Images excluded, repeat each entry below exactly.
Start of PROVIDED INFORMATION
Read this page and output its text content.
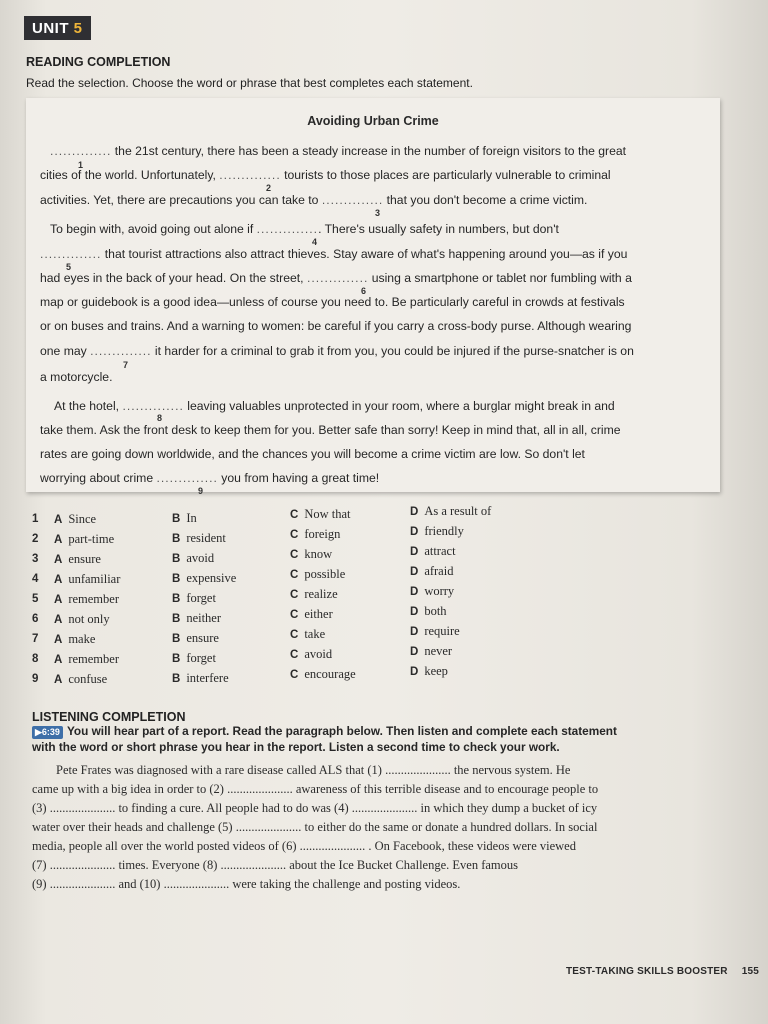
UNIT 5
READING COMPLETION
Read the selection. Choose the word or phrase that best completes each statement.
Avoiding Urban Crime
.............. the 21st century, there has been a steady increase in the number of foreign visitors to the great
cities of the world. Unfortunately, .............. tourists to those places are particularly vulnerable to criminal
activities. Yet, there are precautions you can take to .............. that you don't become a crime victim.
To begin with, avoid going out alone if ............... There's usually safety in numbers, but don't
.............. that tourist attractions also attract thieves. Stay aware of what's happening around you—as if you
had eyes in the back of your head. On the street, .............. using a smartphone or tablet nor fumbling with a
map or guidebook is a good idea—unless of course you need to. Be particularly careful in crowds at festivals
or on buses and trains. And a warning to women: be careful if you carry a cross-body purse. Although wearing
one may .............. it harder for a criminal to grab it from you, you could be injured if the purse-snatcher is on
a motorcycle.
At the hotel, .............. leaving valuables unprotected in your room, where a burglar might break in and
take them. Ask the front desk to keep them for you. Better safe than sorry! Keep in mind that, all in all, crime
rates are going down worldwide, and the chances you will become a crime victim are low. So don't let
worrying about crime .............. you from having a great time!
1
2
3
4
5
6
7
8
9
1 A Since	B In	C Now that	D As a result of
2 A part-time	B resident	C foreign	D friendly
3 A ensure	B avoid	C know	D attract
4 A unfamiliar	B expensive	C possible	D afraid
5 A remember	B forget	C realize	D worry
6 A not only	B neither	C either	D both
7 A make	B ensure	C take	D require
8 A remember	B forget	C avoid	D never
9 A confuse	B interfere	C encourage	D keep
LISTENING COMPLETION
▶6:39 You will hear part of a report. Read the paragraph below. Then listen and complete each statement
with the word or short phrase you hear in the report. Listen a second time to check your work.
Pete Frates was diagnosed with a rare disease called ALS that (1) ..................... the nervous system. He
came up with a big idea in order to (2) ..................... awareness of this terrible disease and to encourage people to
(3) ..................... to finding a cure. All people had to do was (4) ..................... in which they dump a bucket of icy
water over their heads and challenge (5) ..................... to either do the same or donate a hundred dollars. In social
media, people all over the world posted videos of (6) ..................... . On Facebook, these videos were viewed
(7) ..................... times. Everyone (8) ..................... about the Ice Bucket Challenge. Even famous
(9) ..................... and (10) ..................... were taking the challenge and posting videos.
TEST-TAKING SKILLS BOOSTER 155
End of PROVIDED INFORMATION
- **EXERCISE RESULT**:
Read this page and output its text content.
UNIT 5
READING COMPLETION
Read the selection. Choose the word or phrase that best completes each statement.
Avoiding Urban Crime
.............. the 21st century, there has been a steady increase in the number of foreign visitors to the great
cities of the world. Unfortunately, .............. tourists to those places are particularly vulnerable to criminal
activities. Yet, there are precautions you can take to .............. that you don't become a crime victim.
To begin with, avoid going out alone if ............... There's usually safety in numbers, but don't
.............. that tourist attractions also attract thieves. Stay aware of what's happening around you—as if you
had eyes in the back of your head. On the street, .............. using a smartphone or tablet nor fumbling with a
map or guidebook is a good idea—unless of course you need to. Be particularly careful in crowds at festivals
or on buses and trains. And a warning to women: be careful if you carry a cross-body purse. Although wearing
one may .............. it harder for a criminal to grab it from you, you could be injured if the purse-snatcher is on
a motorcycle.
At the hotel, .............. leaving valuables unprotected in your room, where a burglar might break in and
take them. Ask the front desk to keep them for you. Better safe than sorry! Keep in mind that, all in all, crime
rates are going down worldwide, and the chances you will become a crime victim are low. So don't let
worrying about crime .............. you from having a great time!
1
2
3
4
5
6
7
8
9
1 A Since	B In	C Now that	D As a result of
2 A part-time	B resident	C foreign	D friendly
3 A ensure	B avoid	C know	D attract
4 A unfamiliar	B expensive	C possible	D afraid
5 A remember	B forget	C realize	D worry
6 A not only	B neither	C either	D both
7 A make	B ensure	C take	D require
8 A remember	B forget	C avoid	D never
9 A confuse	B interfere	C encourage	D keep
LISTENING COMPLETION
▶6:39 You will hear part of a report. Read the paragraph below. Then listen and complete each statement
with the word or short phrase you hear in the report. Listen a second time to check your work.
Pete Frates was diagnosed with a rare disease called ALS that (1) ..................... the nervous system. He
came up with a big idea in order to (2) ..................... awareness of this terrible disease and to encourage people to
(3) ..................... to finding a cure. All people had to do was (4) ..................... in which they dump a bucket of icy
water over their heads and challenge (5) ..................... to either do the same or donate a hundred dollars. In social
media, people all over the world posted videos of (6) ..................... . On Facebook, these videos were viewed
(7) ..................... times. Everyone (8) ..................... about the Ice Bucket Challenge. Even famous
(9) ..................... and (10) ..................... were taking the challenge and posting videos.
TEST-TAKING SKILLS BOOSTER 155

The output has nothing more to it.